--- DATA ---

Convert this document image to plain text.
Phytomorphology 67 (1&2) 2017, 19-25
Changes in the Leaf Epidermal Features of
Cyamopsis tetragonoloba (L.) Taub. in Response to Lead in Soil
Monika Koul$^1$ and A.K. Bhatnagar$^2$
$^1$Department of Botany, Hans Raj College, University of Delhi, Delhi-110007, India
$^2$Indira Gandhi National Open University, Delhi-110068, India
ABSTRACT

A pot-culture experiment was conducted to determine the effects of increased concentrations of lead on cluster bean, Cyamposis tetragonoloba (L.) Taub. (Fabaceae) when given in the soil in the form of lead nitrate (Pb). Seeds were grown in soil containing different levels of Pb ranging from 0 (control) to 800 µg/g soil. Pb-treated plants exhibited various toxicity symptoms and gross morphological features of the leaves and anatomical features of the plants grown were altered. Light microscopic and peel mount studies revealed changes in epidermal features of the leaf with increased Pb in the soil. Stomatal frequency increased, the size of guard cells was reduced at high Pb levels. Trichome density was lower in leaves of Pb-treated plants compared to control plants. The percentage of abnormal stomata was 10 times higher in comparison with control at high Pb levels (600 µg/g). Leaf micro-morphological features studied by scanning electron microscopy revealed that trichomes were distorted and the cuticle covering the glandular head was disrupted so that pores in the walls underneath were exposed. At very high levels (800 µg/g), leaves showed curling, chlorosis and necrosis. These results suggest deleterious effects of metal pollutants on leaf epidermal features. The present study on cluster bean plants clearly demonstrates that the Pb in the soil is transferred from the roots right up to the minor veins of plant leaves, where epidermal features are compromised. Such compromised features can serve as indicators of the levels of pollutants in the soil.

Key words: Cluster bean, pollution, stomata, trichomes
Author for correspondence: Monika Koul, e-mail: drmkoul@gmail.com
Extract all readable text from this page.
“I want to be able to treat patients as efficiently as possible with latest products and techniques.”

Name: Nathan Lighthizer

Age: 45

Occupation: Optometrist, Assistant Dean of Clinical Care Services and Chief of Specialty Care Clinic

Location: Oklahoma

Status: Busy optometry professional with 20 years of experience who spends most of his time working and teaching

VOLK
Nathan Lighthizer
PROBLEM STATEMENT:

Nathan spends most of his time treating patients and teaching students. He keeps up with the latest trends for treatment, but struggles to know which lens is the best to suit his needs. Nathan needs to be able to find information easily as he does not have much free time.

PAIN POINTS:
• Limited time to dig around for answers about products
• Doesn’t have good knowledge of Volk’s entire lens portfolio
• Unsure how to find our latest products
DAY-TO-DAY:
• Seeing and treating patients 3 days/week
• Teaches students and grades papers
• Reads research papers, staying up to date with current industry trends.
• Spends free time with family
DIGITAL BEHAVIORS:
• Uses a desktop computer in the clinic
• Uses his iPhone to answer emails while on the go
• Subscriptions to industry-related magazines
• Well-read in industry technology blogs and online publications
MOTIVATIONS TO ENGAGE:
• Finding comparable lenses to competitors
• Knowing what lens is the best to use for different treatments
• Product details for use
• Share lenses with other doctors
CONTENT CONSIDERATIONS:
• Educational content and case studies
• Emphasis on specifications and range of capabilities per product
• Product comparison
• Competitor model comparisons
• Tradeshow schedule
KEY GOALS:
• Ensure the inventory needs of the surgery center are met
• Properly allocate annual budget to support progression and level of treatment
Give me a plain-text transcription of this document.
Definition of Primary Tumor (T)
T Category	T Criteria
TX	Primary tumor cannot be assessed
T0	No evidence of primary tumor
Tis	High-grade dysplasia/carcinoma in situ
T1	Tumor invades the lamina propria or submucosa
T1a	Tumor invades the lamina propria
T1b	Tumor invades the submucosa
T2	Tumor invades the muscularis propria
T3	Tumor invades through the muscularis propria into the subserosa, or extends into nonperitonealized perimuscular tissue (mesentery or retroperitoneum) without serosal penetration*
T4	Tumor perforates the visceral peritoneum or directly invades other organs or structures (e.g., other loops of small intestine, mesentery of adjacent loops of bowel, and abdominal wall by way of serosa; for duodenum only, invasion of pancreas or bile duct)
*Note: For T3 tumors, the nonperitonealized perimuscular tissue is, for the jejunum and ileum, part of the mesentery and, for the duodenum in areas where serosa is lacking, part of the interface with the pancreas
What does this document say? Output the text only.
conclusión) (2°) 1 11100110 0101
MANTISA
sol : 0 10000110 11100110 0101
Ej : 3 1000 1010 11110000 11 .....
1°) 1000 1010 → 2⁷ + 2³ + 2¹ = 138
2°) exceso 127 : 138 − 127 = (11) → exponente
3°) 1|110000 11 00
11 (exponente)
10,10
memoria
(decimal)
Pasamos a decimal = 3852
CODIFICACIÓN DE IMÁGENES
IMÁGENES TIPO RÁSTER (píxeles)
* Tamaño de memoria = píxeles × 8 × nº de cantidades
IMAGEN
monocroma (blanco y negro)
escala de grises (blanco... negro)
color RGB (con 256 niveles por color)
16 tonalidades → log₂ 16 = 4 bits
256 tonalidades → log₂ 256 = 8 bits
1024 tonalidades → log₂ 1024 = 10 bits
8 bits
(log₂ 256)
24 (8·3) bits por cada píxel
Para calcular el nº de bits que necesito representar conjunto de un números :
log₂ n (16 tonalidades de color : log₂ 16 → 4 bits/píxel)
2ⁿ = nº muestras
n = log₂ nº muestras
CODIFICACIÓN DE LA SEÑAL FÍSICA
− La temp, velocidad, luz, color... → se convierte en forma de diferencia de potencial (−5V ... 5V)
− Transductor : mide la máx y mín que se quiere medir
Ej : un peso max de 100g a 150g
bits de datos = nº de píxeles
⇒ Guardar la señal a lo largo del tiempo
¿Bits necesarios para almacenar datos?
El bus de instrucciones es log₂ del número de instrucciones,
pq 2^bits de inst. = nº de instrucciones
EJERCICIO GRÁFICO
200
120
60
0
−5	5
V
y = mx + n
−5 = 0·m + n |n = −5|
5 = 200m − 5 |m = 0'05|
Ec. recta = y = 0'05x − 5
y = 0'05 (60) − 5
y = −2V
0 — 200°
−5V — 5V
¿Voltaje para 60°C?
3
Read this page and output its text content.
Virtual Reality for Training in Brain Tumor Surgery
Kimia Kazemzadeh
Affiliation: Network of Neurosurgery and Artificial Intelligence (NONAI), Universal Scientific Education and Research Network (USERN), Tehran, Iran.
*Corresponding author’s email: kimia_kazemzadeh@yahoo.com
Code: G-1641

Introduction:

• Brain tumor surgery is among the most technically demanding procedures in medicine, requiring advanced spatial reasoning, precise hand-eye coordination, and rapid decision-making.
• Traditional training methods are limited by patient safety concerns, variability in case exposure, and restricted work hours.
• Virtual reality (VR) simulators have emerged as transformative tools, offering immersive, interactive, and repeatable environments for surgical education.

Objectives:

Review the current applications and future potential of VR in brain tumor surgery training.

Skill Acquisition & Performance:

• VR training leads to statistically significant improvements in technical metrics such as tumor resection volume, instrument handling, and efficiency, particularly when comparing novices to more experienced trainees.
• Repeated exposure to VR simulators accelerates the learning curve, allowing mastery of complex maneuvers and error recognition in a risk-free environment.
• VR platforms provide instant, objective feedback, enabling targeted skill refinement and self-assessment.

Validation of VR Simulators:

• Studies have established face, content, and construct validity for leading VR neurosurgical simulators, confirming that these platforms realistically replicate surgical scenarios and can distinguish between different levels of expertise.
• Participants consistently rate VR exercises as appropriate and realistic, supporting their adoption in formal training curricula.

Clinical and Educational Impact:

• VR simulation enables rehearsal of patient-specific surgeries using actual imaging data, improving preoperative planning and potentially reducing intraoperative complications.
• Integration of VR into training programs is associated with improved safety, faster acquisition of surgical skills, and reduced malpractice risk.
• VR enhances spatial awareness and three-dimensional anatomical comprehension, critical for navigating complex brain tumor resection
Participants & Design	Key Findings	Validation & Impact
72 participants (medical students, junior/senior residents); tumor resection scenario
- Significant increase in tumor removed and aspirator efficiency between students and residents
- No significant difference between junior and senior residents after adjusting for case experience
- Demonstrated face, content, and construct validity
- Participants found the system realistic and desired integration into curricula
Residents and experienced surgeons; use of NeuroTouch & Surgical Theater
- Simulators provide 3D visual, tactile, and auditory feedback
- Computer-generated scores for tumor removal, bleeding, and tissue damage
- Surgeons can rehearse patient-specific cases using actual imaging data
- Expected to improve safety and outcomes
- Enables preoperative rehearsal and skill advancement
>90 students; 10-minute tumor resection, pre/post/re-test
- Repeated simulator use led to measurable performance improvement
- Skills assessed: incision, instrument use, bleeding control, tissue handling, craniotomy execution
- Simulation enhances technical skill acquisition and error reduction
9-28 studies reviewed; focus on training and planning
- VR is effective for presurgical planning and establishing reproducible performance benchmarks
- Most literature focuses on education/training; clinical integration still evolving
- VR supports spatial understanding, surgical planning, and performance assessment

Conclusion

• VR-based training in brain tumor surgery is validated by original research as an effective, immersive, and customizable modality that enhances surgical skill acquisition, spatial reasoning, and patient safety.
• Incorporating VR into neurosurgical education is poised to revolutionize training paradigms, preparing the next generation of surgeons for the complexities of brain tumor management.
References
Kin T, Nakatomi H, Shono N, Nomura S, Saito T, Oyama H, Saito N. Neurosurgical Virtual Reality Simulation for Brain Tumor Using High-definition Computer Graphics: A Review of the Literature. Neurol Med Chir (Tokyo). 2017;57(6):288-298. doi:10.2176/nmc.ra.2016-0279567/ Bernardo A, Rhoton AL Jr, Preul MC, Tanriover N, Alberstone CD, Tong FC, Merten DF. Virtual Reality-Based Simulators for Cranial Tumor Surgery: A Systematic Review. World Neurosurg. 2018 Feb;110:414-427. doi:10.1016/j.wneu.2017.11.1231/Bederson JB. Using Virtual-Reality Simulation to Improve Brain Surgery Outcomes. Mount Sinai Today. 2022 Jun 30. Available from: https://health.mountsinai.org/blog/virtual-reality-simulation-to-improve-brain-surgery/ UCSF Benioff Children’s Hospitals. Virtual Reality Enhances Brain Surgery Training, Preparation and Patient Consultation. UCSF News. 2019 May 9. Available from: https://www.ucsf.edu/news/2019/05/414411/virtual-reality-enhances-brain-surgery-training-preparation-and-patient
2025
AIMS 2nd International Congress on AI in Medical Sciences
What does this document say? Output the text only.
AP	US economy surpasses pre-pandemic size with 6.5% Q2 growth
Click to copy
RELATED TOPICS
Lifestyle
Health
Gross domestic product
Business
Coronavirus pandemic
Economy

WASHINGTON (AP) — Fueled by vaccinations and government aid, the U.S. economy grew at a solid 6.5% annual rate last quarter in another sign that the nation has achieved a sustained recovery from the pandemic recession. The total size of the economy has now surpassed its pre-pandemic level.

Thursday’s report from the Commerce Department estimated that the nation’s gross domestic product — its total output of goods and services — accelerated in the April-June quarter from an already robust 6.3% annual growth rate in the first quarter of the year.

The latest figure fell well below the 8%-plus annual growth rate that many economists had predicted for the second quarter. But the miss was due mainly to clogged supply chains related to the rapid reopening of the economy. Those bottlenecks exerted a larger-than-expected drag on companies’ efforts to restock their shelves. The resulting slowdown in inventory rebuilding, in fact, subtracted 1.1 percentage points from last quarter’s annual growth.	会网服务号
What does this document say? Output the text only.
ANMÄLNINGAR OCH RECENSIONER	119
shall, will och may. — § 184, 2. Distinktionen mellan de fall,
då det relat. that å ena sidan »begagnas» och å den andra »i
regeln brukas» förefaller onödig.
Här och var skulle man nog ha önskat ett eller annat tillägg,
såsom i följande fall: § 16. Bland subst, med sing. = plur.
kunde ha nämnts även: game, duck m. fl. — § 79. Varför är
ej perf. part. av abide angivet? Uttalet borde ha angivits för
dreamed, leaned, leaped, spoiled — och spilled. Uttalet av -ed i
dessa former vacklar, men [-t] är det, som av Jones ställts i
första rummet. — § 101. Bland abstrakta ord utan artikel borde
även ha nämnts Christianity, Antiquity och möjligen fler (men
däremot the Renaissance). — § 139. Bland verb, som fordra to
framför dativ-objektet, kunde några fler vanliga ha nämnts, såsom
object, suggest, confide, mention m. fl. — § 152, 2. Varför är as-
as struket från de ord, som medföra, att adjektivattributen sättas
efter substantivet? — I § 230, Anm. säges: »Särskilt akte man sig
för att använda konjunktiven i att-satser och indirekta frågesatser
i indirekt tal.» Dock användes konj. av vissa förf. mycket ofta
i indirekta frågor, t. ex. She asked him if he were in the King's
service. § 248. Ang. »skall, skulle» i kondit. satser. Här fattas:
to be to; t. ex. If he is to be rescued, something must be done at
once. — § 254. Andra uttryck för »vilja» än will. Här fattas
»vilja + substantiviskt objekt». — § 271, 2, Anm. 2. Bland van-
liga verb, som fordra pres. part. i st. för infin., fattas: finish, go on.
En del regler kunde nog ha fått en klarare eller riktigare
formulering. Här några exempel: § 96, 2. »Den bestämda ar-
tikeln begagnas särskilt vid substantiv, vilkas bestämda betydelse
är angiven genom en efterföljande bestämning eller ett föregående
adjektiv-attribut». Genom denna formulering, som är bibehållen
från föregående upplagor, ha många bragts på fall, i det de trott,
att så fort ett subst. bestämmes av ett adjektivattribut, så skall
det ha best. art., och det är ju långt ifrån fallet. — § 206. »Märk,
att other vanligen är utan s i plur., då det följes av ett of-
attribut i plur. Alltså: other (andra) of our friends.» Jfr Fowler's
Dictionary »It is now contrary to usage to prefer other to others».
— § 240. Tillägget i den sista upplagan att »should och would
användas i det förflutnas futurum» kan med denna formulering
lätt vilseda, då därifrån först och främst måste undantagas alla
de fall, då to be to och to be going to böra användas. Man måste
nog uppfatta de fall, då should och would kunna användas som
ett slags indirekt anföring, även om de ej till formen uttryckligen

---

Lines holding the string "datos": find them in the listing above and copy each one.

SOLVED PROBLEM.
bits de datos = nº de píxeles
¿Bits necesarios para almacenar datos?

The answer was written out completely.